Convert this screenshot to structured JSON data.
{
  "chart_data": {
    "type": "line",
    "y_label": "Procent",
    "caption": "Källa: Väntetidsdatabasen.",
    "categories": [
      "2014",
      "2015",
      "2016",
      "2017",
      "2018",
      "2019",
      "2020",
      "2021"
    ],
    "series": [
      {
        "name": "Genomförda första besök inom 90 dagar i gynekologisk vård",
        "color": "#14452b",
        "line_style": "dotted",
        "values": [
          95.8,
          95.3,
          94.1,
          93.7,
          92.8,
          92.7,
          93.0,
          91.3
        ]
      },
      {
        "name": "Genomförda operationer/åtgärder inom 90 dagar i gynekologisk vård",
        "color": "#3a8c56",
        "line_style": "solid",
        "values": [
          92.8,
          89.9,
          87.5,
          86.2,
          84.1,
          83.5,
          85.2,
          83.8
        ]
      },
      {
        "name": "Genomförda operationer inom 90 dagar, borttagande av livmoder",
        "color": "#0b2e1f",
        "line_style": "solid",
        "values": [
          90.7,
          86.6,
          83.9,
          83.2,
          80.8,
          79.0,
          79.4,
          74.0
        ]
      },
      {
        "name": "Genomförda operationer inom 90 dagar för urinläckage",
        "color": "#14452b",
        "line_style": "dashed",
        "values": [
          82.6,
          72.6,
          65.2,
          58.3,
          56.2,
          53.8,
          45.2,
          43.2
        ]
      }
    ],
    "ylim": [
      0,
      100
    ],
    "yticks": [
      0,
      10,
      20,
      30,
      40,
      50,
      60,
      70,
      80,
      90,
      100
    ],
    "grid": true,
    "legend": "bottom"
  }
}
^^^^^^^^
• [WHAT THIS TASK INVOLVES]:
I need each line above reproduced exactly.

• [RESPONSE FOR THIS EXERCISE]:
Convert this screenshot to structured JSON data.
{
  "chart_data": {
    "type": "line",
    "y_label": "Procent",
    "caption": "Källa: Väntetidsdatabasen.",
    "categories": [
      "2014",
      "2015",
      "2016",
      "2017",
      "2018",
      "2019",
      "2020",
      "2021"
    ],
    "series": [
      {
        "name": "Genomförda första besök inom 90 dagar i gynekologisk vård",
        "color": "#14452b",
        "line_style": "dotted",
        "values": [
          95.8,
          95.3,
          94.1,
          93.7,
          92.8,
          92.7,
          93.0,
          91.3
        ]
      },
      {
        "name": "Genomförda operationer/åtgärder inom 90 dagar i gynekologisk vård",
        "color": "#3a8c56",
        "line_style": "solid",
        "values": [
          92.8,
          89.9,
          87.5,
          86.2,
          84.1,
          83.5,
          85.2,
          83.8
        ]
      },
      {
        "name": "Genomförda operationer inom 90 dagar, borttagande av livmoder",
        "color": "#0b2e1f",
        "line_style": "solid",
        "values": [
          90.7,
          86.6,
          83.9,
          83.2,
          80.8,
          79.0,
          79.4,
          74.0
        ]
      },
      {
        "name": "Genomförda operationer inom 90 dagar för urinläckage",
        "color": "#14452b",
        "line_style": "dashed",
        "values": [
          82.6,
          72.6,
          65.2,
          58.3,
          56.2,
          53.8,
          45.2,
          43.2
        ]
      }
    ],
    "ylim": [
      0,
      100
    ],
    "yticks": [
      0,
      10,
      20,
      30,
      40,
      50,
      60,
      70,
      80,
      90,
      100
    ],
    "grid": true,
    "legend": "bottom"
  }
}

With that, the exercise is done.